"""
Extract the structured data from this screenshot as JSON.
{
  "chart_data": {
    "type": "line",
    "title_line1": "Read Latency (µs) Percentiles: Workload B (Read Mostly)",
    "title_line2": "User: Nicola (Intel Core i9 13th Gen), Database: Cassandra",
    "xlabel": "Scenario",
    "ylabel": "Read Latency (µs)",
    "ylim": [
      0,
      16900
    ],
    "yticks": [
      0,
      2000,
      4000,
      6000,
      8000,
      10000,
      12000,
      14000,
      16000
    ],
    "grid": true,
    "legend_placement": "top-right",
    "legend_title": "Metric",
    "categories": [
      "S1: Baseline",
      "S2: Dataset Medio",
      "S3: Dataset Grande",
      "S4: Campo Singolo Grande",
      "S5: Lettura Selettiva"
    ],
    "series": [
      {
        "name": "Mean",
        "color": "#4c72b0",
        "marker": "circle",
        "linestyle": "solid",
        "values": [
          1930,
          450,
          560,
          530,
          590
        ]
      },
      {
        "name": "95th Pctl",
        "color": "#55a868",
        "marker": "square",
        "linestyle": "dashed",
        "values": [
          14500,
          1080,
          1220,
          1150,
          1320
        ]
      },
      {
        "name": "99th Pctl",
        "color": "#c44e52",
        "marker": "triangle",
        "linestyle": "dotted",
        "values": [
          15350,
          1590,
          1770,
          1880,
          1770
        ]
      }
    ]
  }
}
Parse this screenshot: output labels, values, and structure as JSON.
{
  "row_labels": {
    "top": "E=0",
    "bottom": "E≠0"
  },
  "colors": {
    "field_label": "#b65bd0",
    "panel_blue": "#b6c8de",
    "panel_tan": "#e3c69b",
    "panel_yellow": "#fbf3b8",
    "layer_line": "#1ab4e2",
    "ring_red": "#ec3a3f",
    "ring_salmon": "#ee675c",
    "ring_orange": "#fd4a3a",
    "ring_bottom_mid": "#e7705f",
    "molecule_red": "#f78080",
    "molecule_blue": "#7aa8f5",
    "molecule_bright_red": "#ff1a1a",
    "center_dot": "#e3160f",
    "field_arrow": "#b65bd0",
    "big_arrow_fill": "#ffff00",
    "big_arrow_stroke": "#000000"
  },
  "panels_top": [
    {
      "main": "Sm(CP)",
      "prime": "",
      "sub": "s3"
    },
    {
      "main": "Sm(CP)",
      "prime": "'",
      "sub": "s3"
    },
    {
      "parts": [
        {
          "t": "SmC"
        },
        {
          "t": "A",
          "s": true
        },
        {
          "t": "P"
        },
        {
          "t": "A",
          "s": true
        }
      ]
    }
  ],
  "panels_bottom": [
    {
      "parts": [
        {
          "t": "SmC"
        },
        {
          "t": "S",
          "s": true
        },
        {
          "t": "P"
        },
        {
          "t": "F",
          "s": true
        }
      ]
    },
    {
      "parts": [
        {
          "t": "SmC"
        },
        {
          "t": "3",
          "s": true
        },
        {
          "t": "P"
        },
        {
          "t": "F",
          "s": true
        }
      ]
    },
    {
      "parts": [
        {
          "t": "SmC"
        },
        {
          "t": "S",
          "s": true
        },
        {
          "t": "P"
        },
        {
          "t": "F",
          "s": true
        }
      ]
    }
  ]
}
"""
[DIRECTIONS FOR THIS TASK] Write out every entry word for word.

[THE REPLY]
Extract the structured data from this screenshot as JSON.
{
  "chart_data": {
    "type": "line",
    "title_line1": "Read Latency (µs) Percentiles: Workload B (Read Mostly)",
    "title_line2": "User: Nicola (Intel Core i9 13th Gen), Database: Cassandra",
    "xlabel": "Scenario",
    "ylabel": "Read Latency (µs)",
    "ylim": [
      0,
      16900
    ],
    "yticks": [
      0,
      2000,
      4000,
      6000,
      8000,
      10000,
      12000,
      14000,
      16000
    ],
    "grid": true,
    "legend_placement": "top-right",
    "legend_title": "Metric",
    "categories": [
      "S1: Baseline",
      "S2: Dataset Medio",
      "S3: Dataset Grande",
      "S4: Campo Singolo Grande",
      "S5: Lettura Selettiva"
    ],
    "series": [
      {
        "name": "Mean",
        "color": "#4c72b0",
        "marker": "circle",
        "linestyle": "solid",
        "values": [
          1930,
          450,
          560,
          530,
          590
        ]
      },
      {
        "name": "95th Pctl",
        "color": "#55a868",
        "marker": "square",
        "linestyle": "dashed",
        "values": [
          14500,
          1080,
          1220,
          1150,
          1320
        ]
      },
      {
        "name": "99th Pctl",
        "color": "#c44e52",
        "marker": "triangle",
        "linestyle": "dotted",
        "values": [
          15350,
          1590,
          1770,
          1880,
          1770
        ]
      }
    ]
  }
}
Parse this screenshot: output labels, values, and structure as JSON.
{
  "row_labels": {
    "top": "E=0",
    "bottom": "E≠0"
  },
  "colors": {
    "field_label": "#b65bd0",
    "panel_blue": "#b6c8de",
    "panel_tan": "#e3c69b",
    "panel_yellow": "#fbf3b8",
    "layer_line": "#1ab4e2",
    "ring_red": "#ec3a3f",
    "ring_salmon": "#ee675c",
    "ring_orange": "#fd4a3a",
    "ring_bottom_mid": "#e7705f",
    "molecule_red": "#f78080",
    "molecule_blue": "#7aa8f5",
    "molecule_bright_red": "#ff1a1a",
    "center_dot": "#e3160f",
    "field_arrow": "#b65bd0",
    "big_arrow_fill": "#ffff00",
    "big_arrow_stroke": "#000000"
  },
  "panels_top": [
    {
      "main": "Sm(CP)",
      "prime": "",
      "sub": "s3"
    },
    {
      "main": "Sm(CP)",
      "prime": "'",
      "sub": "s3"
    },
    {
      "parts": [
        {
          "t": "SmC"
        },
        {
          "t": "A",
          "s": true
        },
        {
          "t": "P"
        },
        {
          "t": "A",
          "s": true
        }
      ]
    }
  ],
  "panels_bottom": [
    {
      "parts": [
        {
          "t": "SmC"
        },
        {
          "t": "S",
          "s": true
        },
        {
          "t": "P"
        },
        {
          "t": "F",
          "s": true
        }
      ]
    },
    {
      "parts": [
        {
          "t": "SmC"
        },
        {
          "t": "3",
          "s": true
        },
        {
          "t": "P"
        },
        {
          "t": "F",
          "s": true
        }
      ]
    },
    {
      "parts": [
        {
          "t": "SmC"
        },
        {
          "t": "S",
          "s": true
        },
        {
          "t": "P"
        },
        {
          "t": "F",
          "s": true
        }
      ]
    }
  ]
}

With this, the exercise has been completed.